Compiti da svolgere:
A – Ricopia senza modifiche il passo del brano sulla violenza che comincia con le parole "Il motivo per" e si ferma dopo le parole "spesso vediamo violenze.".
B – Scrivi il seguito del brano sulla violenza, partendo subito dopo la sua ultima frase.

══ Brano da leggere ══

La violenza è qualcosa di innato, che è quasi naturale infliggere anche alle persone che amiamo, per farti un esempio, che fatica bisogna fare per convincere un genitore che picchiare i propri figli sia sbagliato? Quella violenza è espressa in termini di qualcosa di negativo ma utile per la persona che la riceve, amore malformato e mal espresso.

Quasi tutta la violenza viene fatta con una giustificazione di qualche tipo e sono sicuro che sia sempre possibile trovare un motivo valido post-hoc.

Ricordati che la società normalizza molti tipi di violenza non fisica in modo da rendere la donna ancora un essere più fragile.

Il motivo per cui il femminicidio è una categoria a sé è che è una perfetta cartina tornasole del trattamento delle donne nella società. Peggio le donne vengono trattate più spesso vediamo violenze.

Spesso ci scontriamo con le differenze tra realtà e mondo ideale.

In un mondo ideale non avrebbe senso generalizzare. Le persone che parlano di tutti gli uomini sbaglierebbero. Non avrebbe alcun senso puntare il dito verso un’intera categoria.

Nel mondo in cui viviamo ha invece senso. Allo stesso modo in cui gli scioperi hanno l’obiettivo di creare disagio a tutte le persone in modo da creare cambiamenti dipendenti anche solo da una dozzina di persone.

═══
══ Dati forniti ══

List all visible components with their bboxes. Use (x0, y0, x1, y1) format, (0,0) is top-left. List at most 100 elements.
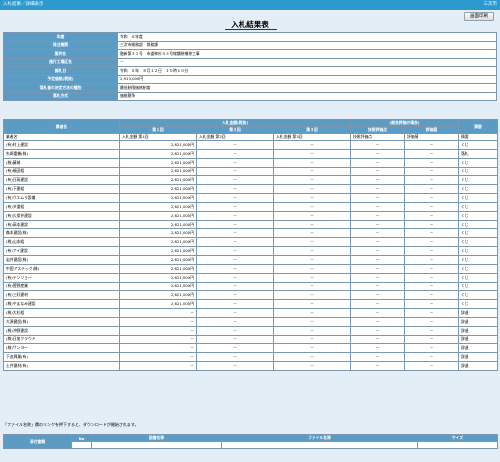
bid-tech-score: － (350, 316, 405, 327)
bid-amount-round1: 2,621,000円 (119, 290, 197, 301)
bid-eval-value: － (404, 148, 459, 159)
bid-amount-round2: － (196, 184, 274, 195)
bid-tech-score: － (350, 246, 405, 256)
bid-row: (株)日加クラウド－－－－－辞退 (3, 334, 498, 345)
bid-company-cell: (有)高本建設 (3, 219, 120, 230)
bid-eval-value: － (404, 254, 459, 265)
bid-tech-score: － (350, 140, 405, 150)
bid-row: (株)沖野建設－－－－－辞退 (3, 325, 498, 336)
bid-row: (有)日高建設 2,621,000円－－－－くじ (3, 175, 498, 186)
bid-company-cell: 矢崎重機(株) (3, 148, 120, 159)
bid-amount-round1: 2,621,000円 (119, 140, 197, 150)
bid-row: 大源建設(株) －－－－－辞退 (3, 316, 498, 327)
info-value: 価格競争 (117, 91, 497, 101)
info-label: 落札方式 (3, 91, 118, 101)
bid-company-cell: (有)久保井建設 (3, 210, 120, 221)
subheader-row: 業者名 入札金額 第1回 入札金額 第2回 入札金額 第3回 技術評価点 評価値… (3, 133, 498, 141)
bid-amount-round2: － (196, 157, 274, 168)
bid-amount-round3: － (273, 148, 351, 159)
info-value: － (117, 57, 497, 67)
bid-amount-round3: － (273, 316, 351, 327)
bid-tech-score: － (350, 308, 405, 318)
bid-company-cell: 大源建設(株) (3, 316, 120, 327)
bid-tech-score: － (350, 193, 405, 203)
bid-company-cell: (有)福田組 (3, 166, 120, 177)
bid-remarks: 辞退 (458, 334, 498, 345)
bid-amount-round1: － (119, 343, 197, 354)
title-underline (225, 29, 277, 30)
bid-amount-round1: 2,621,000円 (119, 210, 197, 221)
bid-company-cell: (株)山本組 (3, 237, 120, 248)
bid-amount-round1: 2,621,000円 (119, 201, 197, 212)
bid-tech-score: － (350, 166, 405, 177)
att-cell (71, 441, 92, 449)
bid-tech-score: － (350, 201, 405, 212)
bid-tech-score: － (350, 281, 405, 292)
top-bar: 入札結果／詳細表示 三次市 (0, 0, 500, 10)
bid-company-cell: (株)やまなみ建設 (3, 299, 120, 310)
bid-eval-value: － (404, 193, 459, 203)
col-header-remarks: 摘要 (458, 119, 498, 134)
bid-company-cell: 岩井建設(株) (3, 254, 120, 265)
bid-amount-round1: 2,621,000円 (119, 263, 197, 274)
attachments-label: 添付書類 (3, 434, 72, 449)
bid-amount-round3: － (273, 219, 351, 230)
bid-row: (有)テンリョー 2,621,000円－－－－くじ (3, 272, 498, 283)
bid-amount-round3: － (273, 228, 351, 239)
bid-tech-score: － (350, 343, 405, 354)
bid-amount-round2: － (196, 308, 274, 318)
bid-remarks: 落札 (458, 148, 498, 159)
bid-amount-round1: 2,621,000円 (119, 219, 197, 230)
bid-row: (有)久保井建設 2,621,000円－－－－くじ (3, 210, 498, 221)
city-link[interactable]: 三次市 (484, 0, 498, 10)
bid-eval-value: － (404, 175, 459, 186)
subheader-company: 業者名 (3, 133, 120, 141)
bid-amount-round3: － (273, 157, 351, 168)
bid-eval-value: － (404, 219, 459, 230)
att-header-no: No (71, 434, 92, 442)
bid-eval-value: － (404, 246, 459, 256)
col-header-round2: 第２回 (196, 126, 274, 134)
bid-tech-score: － (350, 334, 405, 345)
bid-tech-score: － (350, 325, 405, 336)
bid-eval-value: － (404, 325, 459, 336)
bid-row: (株)藤城 2,621,000円－－－－くじ (3, 157, 498, 168)
bid-eval-value: － (404, 228, 459, 239)
bid-eval-value: － (404, 299, 459, 310)
col-header-round1: 第１回 (119, 126, 197, 134)
bid-eval-value: － (404, 157, 459, 168)
bid-amount-round2: － (196, 343, 274, 354)
info-row: 開札日 令和 ６年 ８月１２日 １０時１０分 (3, 66, 497, 76)
bid-company-cell: 森本建設(株) (3, 228, 120, 239)
bid-row: (有)ウエムラ設備 2,621,000円－－－－くじ (3, 193, 498, 203)
bid-amount-round1: 2,621,000円 (119, 175, 197, 186)
download-note: 「ファイル名称」欄のリンクを押下すると、ダウンロードが開始されます。 (3, 422, 139, 427)
bid-amount-round2: － (196, 325, 274, 336)
info-value: 令和 ６年 ８月１２日 １０時１０分 (117, 66, 497, 76)
bid-row: (有)ダ道組 2,621,000円－－－－くじ (3, 201, 498, 212)
bid-row: 森本建設(株) 2,621,000円－－－－くじ (3, 228, 498, 239)
bid-remarks: 辞退 (458, 325, 498, 336)
bid-eval-value: － (404, 281, 459, 292)
bid-row: (有)高本建設 2,621,000円－－－－くじ (3, 219, 498, 230)
bid-row: (株)大杉組－－－－－辞退 (3, 308, 498, 318)
att-cell (221, 441, 418, 449)
bid-results-table: 業者名 入札金額(税抜) (総合評価の場合) 摘要 第１回 第２回 第３回 技術… (3, 119, 498, 371)
bid-row: 中国アステック(株) 2,621,000円－－－－くじ (3, 263, 498, 274)
bid-remarks: くじ (458, 184, 498, 195)
bid-tech-score: － (350, 254, 405, 265)
info-value: 最低制限価格制度 (117, 83, 497, 93)
bid-company-cell: (株)大杉組 (3, 308, 120, 318)
bid-amount-round2: － (196, 237, 274, 248)
bid-amount-round1: 2,621,000円 (119, 166, 197, 177)
bid-amount-round2: － (196, 299, 274, 310)
bid-row: (有)三好建材 2,621,000円－－－－くじ (3, 290, 498, 301)
bid-row: (有)下建組 2,621,000円－－－－くじ (3, 184, 498, 195)
bid-amount-round1: 2,621,000円 (119, 272, 197, 283)
bid-company-cell: (有)テンリョー (3, 272, 120, 283)
subheader-remarks: 摘要 (458, 133, 498, 141)
bid-amount-round1: 2,621,000円 (119, 246, 197, 256)
bid-amount-round3: － (273, 281, 351, 292)
bid-remarks: 辞退 (458, 343, 498, 354)
bid-amount-round3: － (273, 237, 351, 248)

═══

Risposte per compito:
A –
Il motivo per cui il femminicidio è una categoria a sé è che è una perfetta cartina tornasole del trattamento delle donne nella società. Peggio le donne vengono trattate più spesso vediamo violenze.

B –
Quando un’intera categoria sciopera per fare in modo che un singolo ministro cambi idea capiamo istintivamente che il punto sia di creare disagio a tutti in modo che le lamentele arrivino a chi devono arrivare e di creare awareness in tutte le persone attorno che a loro volta lotteranno per i lavoratori in sciopero. Se sotto un certo governatore il pane non viene mai sfornato, stai tranquillo che al prossimo voto qualcosa cambia.

Creare disagio nella categoria è un moltiplicatore di potere e una valvola di sfogo per un tipo di violenza che nell’assenza del leviatano sarebbe giustificabile.

Essere offeso dalla generalizzazione è un regalo che ti viene fatto, è una chance per te di dimostrare che non fai parte della categoria e che non sei incamminato verso alcun tipo di violenza verso categorie più deboli,

Il disagio per tutti fa in modo che tutti si sentano in dovere di esprimere solidarietà e cambiare la direzione della società.

Così la prossima volta che un nostro amico scherza sul far ubriacare una ragazza per portarsela a letto puoi guardarlo in faccia e dirgli che fa schifo, con tutto il peso della società dietro di te.